→ Data extract
* * *
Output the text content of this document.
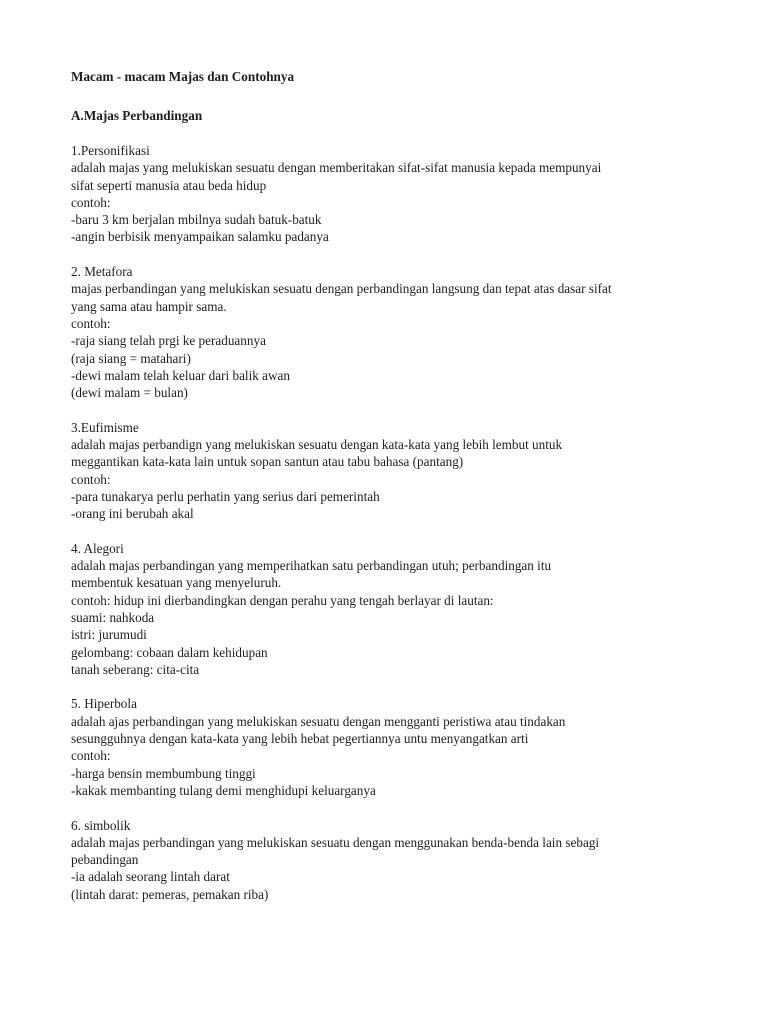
Macam - macam Majas dan Contohnya
A.Majas Perbandingan
1.Personifikasi
adalah majas yang melukiskan sesuatu dengan memberitakan sifat-sifat manusia kepada mempunyai
sifat seperti manusia atau beda hidup
contoh:
-baru 3 km berjalan mbilnya sudah batuk-batuk
-angin berbisik menyampaikan salamku padanya
2. Metafora
majas perbandingan yang melukiskan sesuatu dengan perbandingan langsung dan tepat atas dasar sifat
yang sama atau hampir sama.
contoh:
-raja siang telah prgi ke peraduannya
(raja siang = matahari)
-dewi malam telah keluar dari balik awan
(dewi malam = bulan)
3.Eufimisme
adalah majas perbandign yang melukiskan sesuatu dengan kata-kata yang lebih lembut untuk
meggantikan kata-kata lain untuk sopan santun atau tabu bahasa (pantang)
contoh:
-para tunakarya perlu perhatin yang serius dari pemerintah
-orang ini berubah akal
4. Alegori
adalah majas perbandingan yang memperihatkan satu perbandingan utuh; perbandingan itu
membentuk kesatuan yang menyeluruh.
contoh: hidup ini dierbandingkan dengan perahu yang tengah berlayar di lautan:
suami: nahkoda
istri: jurumudi
gelombang: cobaan dalam kehidupan
tanah seberang: cita-cita
5. Hiperbola
adalah ajas perbandingan yang melukiskan sesuatu dengan mengganti peristiwa atau tindakan
sesungguhnya dengan kata-kata yang lebih hebat pegertiannya untu menyangatkan arti
contoh:
-harga bensin membumbung tinggi
-kakak membanting tulang demi menghidupi keluarganya
6. simbolik
adalah majas perbandingan yang melukiskan sesuatu dengan menggunakan benda-benda lain sebagi
pebandingan
-ia adalah seorang lintah darat
(lintah darat: pemeras, pemakan riba)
* * *
→ Instructions for the task
Output every entry verbatim. Pictures do not belong in the copy.

→ Task answer
Output the text content of this document.
Macam - macam Majas dan Contohnya
A.Majas Perbandingan
1.Personifikasi
adalah majas yang melukiskan sesuatu dengan memberitakan sifat-sifat manusia kepada mempunyai
sifat seperti manusia atau beda hidup
contoh:
-baru 3 km berjalan mbilnya sudah batuk-batuk
-angin berbisik menyampaikan salamku padanya
2. Metafora
majas perbandingan yang melukiskan sesuatu dengan perbandingan langsung dan tepat atas dasar sifat
yang sama atau hampir sama.
contoh:
-raja siang telah prgi ke peraduannya
(raja siang = matahari)
-dewi malam telah keluar dari balik awan
(dewi malam = bulan)
3.Eufimisme
adalah majas perbandign yang melukiskan sesuatu dengan kata-kata yang lebih lembut untuk
meggantikan kata-kata lain untuk sopan santun atau tabu bahasa (pantang)
contoh:
-para tunakarya perlu perhatin yang serius dari pemerintah
-orang ini berubah akal
4. Alegori
adalah majas perbandingan yang memperihatkan satu perbandingan utuh; perbandingan itu
membentuk kesatuan yang menyeluruh.
contoh: hidup ini dierbandingkan dengan perahu yang tengah berlayar di lautan:
suami: nahkoda
istri: jurumudi
gelombang: cobaan dalam kehidupan
tanah seberang: cita-cita
5. Hiperbola
adalah ajas perbandingan yang melukiskan sesuatu dengan mengganti peristiwa atau tindakan
sesungguhnya dengan kata-kata yang lebih hebat pegertiannya untu menyangatkan arti
contoh:
-harga bensin membumbung tinggi
-kakak membanting tulang demi menghidupi keluarganya
6. simbolik
adalah majas perbandingan yang melukiskan sesuatu dengan menggunakan benda-benda lain sebagi
pebandingan
-ia adalah seorang lintah darat
(lintah darat: pemeras, pemakan riba)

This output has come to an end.